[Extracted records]

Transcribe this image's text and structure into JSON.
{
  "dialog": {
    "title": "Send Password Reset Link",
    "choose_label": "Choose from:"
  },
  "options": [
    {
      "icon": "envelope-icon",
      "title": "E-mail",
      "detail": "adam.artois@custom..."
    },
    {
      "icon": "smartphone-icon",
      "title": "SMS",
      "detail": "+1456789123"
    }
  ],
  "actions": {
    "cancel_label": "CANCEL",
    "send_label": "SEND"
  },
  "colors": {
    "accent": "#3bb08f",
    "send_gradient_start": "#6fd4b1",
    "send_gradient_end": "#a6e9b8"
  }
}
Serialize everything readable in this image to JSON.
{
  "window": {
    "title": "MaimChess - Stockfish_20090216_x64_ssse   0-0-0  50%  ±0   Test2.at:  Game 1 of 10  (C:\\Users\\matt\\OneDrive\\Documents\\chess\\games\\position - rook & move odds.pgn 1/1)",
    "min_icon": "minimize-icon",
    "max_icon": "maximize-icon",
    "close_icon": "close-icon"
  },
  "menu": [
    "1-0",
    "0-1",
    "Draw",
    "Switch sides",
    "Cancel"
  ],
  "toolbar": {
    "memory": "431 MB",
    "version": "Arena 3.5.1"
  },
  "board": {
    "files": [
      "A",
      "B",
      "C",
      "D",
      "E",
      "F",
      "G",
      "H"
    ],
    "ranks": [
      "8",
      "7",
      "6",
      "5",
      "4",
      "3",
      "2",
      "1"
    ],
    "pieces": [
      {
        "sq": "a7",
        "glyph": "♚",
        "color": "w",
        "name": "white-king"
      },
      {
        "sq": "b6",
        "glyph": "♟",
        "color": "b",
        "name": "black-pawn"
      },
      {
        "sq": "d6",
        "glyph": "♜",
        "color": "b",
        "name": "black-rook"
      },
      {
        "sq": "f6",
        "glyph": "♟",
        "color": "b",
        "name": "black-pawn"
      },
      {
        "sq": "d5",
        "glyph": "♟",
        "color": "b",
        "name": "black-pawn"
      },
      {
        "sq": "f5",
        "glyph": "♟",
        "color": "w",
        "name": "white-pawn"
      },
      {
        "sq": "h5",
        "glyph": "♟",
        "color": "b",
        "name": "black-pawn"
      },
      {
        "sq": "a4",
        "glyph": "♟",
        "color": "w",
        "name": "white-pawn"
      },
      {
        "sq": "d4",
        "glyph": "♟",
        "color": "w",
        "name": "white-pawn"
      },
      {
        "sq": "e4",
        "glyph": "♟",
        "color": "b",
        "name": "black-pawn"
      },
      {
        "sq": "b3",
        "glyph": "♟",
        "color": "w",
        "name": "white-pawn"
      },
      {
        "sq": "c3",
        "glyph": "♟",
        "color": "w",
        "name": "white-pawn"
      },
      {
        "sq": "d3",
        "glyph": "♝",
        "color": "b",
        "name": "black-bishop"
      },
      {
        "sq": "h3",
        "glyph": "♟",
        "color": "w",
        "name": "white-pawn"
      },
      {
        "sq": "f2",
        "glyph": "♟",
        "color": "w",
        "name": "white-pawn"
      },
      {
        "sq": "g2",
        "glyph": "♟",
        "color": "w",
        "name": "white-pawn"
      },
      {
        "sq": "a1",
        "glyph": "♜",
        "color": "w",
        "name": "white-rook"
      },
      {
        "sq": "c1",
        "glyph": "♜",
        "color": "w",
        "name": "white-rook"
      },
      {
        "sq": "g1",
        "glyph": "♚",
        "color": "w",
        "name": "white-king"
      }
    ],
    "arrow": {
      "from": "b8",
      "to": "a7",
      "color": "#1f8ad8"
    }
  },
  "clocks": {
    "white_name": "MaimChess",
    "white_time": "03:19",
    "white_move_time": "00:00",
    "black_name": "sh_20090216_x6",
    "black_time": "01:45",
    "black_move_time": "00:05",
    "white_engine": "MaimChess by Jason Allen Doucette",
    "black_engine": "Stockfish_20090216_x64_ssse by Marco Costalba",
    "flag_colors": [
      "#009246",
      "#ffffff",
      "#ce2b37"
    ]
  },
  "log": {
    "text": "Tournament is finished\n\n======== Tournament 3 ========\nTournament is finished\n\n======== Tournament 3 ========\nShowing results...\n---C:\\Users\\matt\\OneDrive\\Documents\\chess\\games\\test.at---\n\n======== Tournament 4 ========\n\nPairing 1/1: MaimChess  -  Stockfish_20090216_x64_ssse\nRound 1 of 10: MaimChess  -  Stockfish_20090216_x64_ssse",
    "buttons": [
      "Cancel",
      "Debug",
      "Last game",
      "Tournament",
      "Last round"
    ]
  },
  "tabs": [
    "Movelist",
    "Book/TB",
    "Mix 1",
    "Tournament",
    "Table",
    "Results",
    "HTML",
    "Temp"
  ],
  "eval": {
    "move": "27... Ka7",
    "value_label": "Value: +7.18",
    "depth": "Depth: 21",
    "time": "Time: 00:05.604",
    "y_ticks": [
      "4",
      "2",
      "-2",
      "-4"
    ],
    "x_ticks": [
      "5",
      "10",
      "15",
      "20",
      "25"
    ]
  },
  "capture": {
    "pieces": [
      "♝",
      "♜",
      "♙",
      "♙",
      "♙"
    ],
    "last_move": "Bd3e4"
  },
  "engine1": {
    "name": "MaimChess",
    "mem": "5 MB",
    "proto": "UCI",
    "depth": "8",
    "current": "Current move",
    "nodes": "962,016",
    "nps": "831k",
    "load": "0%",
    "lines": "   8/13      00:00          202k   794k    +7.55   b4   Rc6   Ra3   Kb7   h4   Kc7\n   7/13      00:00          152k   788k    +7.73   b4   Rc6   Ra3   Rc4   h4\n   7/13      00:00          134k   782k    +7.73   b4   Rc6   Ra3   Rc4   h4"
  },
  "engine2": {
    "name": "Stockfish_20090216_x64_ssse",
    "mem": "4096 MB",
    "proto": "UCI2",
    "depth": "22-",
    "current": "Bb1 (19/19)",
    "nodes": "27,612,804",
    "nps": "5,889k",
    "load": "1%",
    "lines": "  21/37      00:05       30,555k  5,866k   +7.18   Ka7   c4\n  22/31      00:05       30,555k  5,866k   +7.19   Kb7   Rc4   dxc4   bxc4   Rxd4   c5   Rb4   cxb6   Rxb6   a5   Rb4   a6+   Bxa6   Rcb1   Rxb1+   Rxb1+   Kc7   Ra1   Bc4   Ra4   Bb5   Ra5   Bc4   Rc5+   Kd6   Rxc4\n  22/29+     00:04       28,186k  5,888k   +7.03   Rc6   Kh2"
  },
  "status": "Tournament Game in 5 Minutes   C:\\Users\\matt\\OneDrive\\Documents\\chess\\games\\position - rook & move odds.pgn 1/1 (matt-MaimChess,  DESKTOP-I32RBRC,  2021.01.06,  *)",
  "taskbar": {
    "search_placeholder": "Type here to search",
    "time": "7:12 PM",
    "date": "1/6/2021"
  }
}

PROBLEM STATEMENT:
Can you restate every record above word for word?

RESPONSE TO THIS TASK:
Transcribe this image's text and structure into JSON.
{
  "dialog": {
    "title": "Send Password Reset Link",
    "choose_label": "Choose from:"
  },
  "options": [
    {
      "icon": "envelope-icon",
      "title": "E-mail",
      "detail": "adam.artois@custom..."
    },
    {
      "icon": "smartphone-icon",
      "title": "SMS",
      "detail": "+1456789123"
    }
  ],
  "actions": {
    "cancel_label": "CANCEL",
    "send_label": "SEND"
  },
  "colors": {
    "accent": "#3bb08f",
    "send_gradient_start": "#6fd4b1",
    "send_gradient_end": "#a6e9b8"
  }
}
Serialize everything readable in this image to JSON.
{
  "window": {
    "title": "MaimChess - Stockfish_20090216_x64_ssse   0-0-0  50%  ±0   Test2.at:  Game 1 of 10  (C:\\Users\\matt\\OneDrive\\Documents\\chess\\games\\position - rook & move odds.pgn 1/1)",
    "min_icon": "minimize-icon",
    "max_icon": "maximize-icon",
    "close_icon": "close-icon"
  },
  "menu": [
    "1-0",
    "0-1",
    "Draw",
    "Switch sides",
    "Cancel"
  ],
  "toolbar": {
    "memory": "431 MB",
    "version": "Arena 3.5.1"
  },
  "board": {
    "files": [
      "A",
      "B",
      "C",
      "D",
      "E",
      "F",
      "G",
      "H"
    ],
    "ranks": [
      "8",
      "7",
      "6",
      "5",
      "4",
      "3",
      "2",
      "1"
    ],
    "pieces": [
      {
        "sq": "a7",
        "glyph": "♚",
        "color": "w",
        "name": "white-king"
      },
      {
        "sq": "b6",
        "glyph": "♟",
        "color": "b",
        "name": "black-pawn"
      },
      {
        "sq": "d6",
        "glyph": "♜",
        "color": "b",
        "name": "black-rook"
      },
      {
        "sq": "f6",
        "glyph": "♟",
        "color": "b",
        "name": "black-pawn"
      },
      {
        "sq": "d5",
        "glyph": "♟",
        "color": "b",
        "name": "black-pawn"
      },
      {
        "sq": "f5",
        "glyph": "♟",
        "color": "w",
        "name": "white-pawn"
      },
      {
        "sq": "h5",
        "glyph": "♟",
        "color": "b",
        "name": "black-pawn"
      },
      {
        "sq": "a4",
        "glyph": "♟",
        "color": "w",
        "name": "white-pawn"
      },
      {
        "sq": "d4",
        "glyph": "♟",
        "color": "w",
        "name": "white-pawn"
      },
      {
        "sq": "e4",
        "glyph": "♟",
        "color": "b",
        "name": "black-pawn"
      },
      {
        "sq": "b3",
        "glyph": "♟",
        "color": "w",
        "name": "white-pawn"
      },
      {
        "sq": "c3",
        "glyph": "♟",
        "color": "w",
        "name": "white-pawn"
      },
      {
        "sq": "d3",
        "glyph": "♝",
        "color": "b",
        "name": "black-bishop"
      },
      {
        "sq": "h3",
        "glyph": "♟",
        "color": "w",
        "name": "white-pawn"
      },
      {
        "sq": "f2",
        "glyph": "♟",
        "color": "w",
        "name": "white-pawn"
      },
      {
        "sq": "g2",
        "glyph": "♟",
        "color": "w",
        "name": "white-pawn"
      },
      {
        "sq": "a1",
        "glyph": "♜",
        "color": "w",
        "name": "white-rook"
      },
      {
        "sq": "c1",
        "glyph": "♜",
        "color": "w",
        "name": "white-rook"
      },
      {
        "sq": "g1",
        "glyph": "♚",
        "color": "w",
        "name": "white-king"
      }
    ],
    "arrow": {
      "from": "b8",
      "to": "a7",
      "color": "#1f8ad8"
    }
  },
  "clocks": {
    "white_name": "MaimChess",
    "white_time": "03:19",
    "white_move_time": "00:00",
    "black_name": "sh_20090216_x6",
    "black_time": "01:45",
    "black_move_time": "00:05",
    "white_engine": "MaimChess by Jason Allen Doucette",
    "black_engine": "Stockfish_20090216_x64_ssse by Marco Costalba",
    "flag_colors": [
      "#009246",
      "#ffffff",
      "#ce2b37"
    ]
  },
  "log": {
    "text": "Tournament is finished\n\n======== Tournament 3 ========\nTournament is finished\n\n======== Tournament 3 ========\nShowing results...\n---C:\\Users\\matt\\OneDrive\\Documents\\chess\\games\\test.at---\n\n======== Tournament 4 ========\n\nPairing 1/1: MaimChess  -  Stockfish_20090216_x64_ssse\nRound 1 of 10: MaimChess  -  Stockfish_20090216_x64_ssse",
    "buttons": [
      "Cancel",
      "Debug",
      "Last game",
      "Tournament",
      "Last round"
    ]
  },
  "tabs": [
    "Movelist",
    "Book/TB",
    "Mix 1",
    "Tournament",
    "Table",
    "Results",
    "HTML",
    "Temp"
  ],
  "eval": {
    "move": "27... Ka7",
    "value_label": "Value: +7.18",
    "depth": "Depth: 21",
    "time": "Time: 00:05.604",
    "y_ticks": [
      "4",
      "2",
      "-2",
      "-4"
    ],
    "x_ticks": [
      "5",
      "10",
      "15",
      "20",
      "25"
    ]
  },
  "capture": {
    "pieces": [
      "♝",
      "♜",
      "♙",
      "♙",
      "♙"
    ],
    "last_move": "Bd3e4"
  },
  "engine1": {
    "name": "MaimChess",
    "mem": "5 MB",
    "proto": "UCI",
    "depth": "8",
    "current": "Current move",
    "nodes": "962,016",
    "nps": "831k",
    "load": "0%",
    "lines": "   8/13      00:00          202k   794k    +7.55   b4   Rc6   Ra3   Kb7   h4   Kc7\n   7/13      00:00          152k   788k    +7.73   b4   Rc6   Ra3   Rc4   h4\n   7/13      00:00          134k   782k    +7.73   b4   Rc6   Ra3   Rc4   h4"
  },
  "engine2": {
    "name": "Stockfish_20090216_x64_ssse",
    "mem": "4096 MB",
    "proto": "UCI2",
    "depth": "22-",
    "current": "Bb1 (19/19)",
    "nodes": "27,612,804",
    "nps": "5,889k",
    "load": "1%",
    "lines": "  21/37      00:05       30,555k  5,866k   +7.18   Ka7   c4\n  22/31      00:05       30,555k  5,866k   +7.19   Kb7   Rc4   dxc4   bxc4   Rxd4   c5   Rb4   cxb6   Rxb6   a5   Rb4   a6+   Bxa6   Rcb1   Rxb1+   Rxb1+   Kc7   Ra1   Bc4   Ra4   Bb5   Ra5   Bc4   Rc5+   Kd6   Rxc4\n  22/29+     00:04       28,186k  5,888k   +7.03   Rc6   Kh2"
  },
  "status": "Tournament Game in 5 Minutes   C:\\Users\\matt\\OneDrive\\Documents\\chess\\games\\position - rook & move odds.pgn 1/1 (matt-MaimChess,  DESKTOP-I32RBRC,  2021.01.06,  *)",
  "taskbar": {
    "search_placeholder": "Type here to search",
    "time": "7:12 PM",
    "date": "1/6/2021"
  }
}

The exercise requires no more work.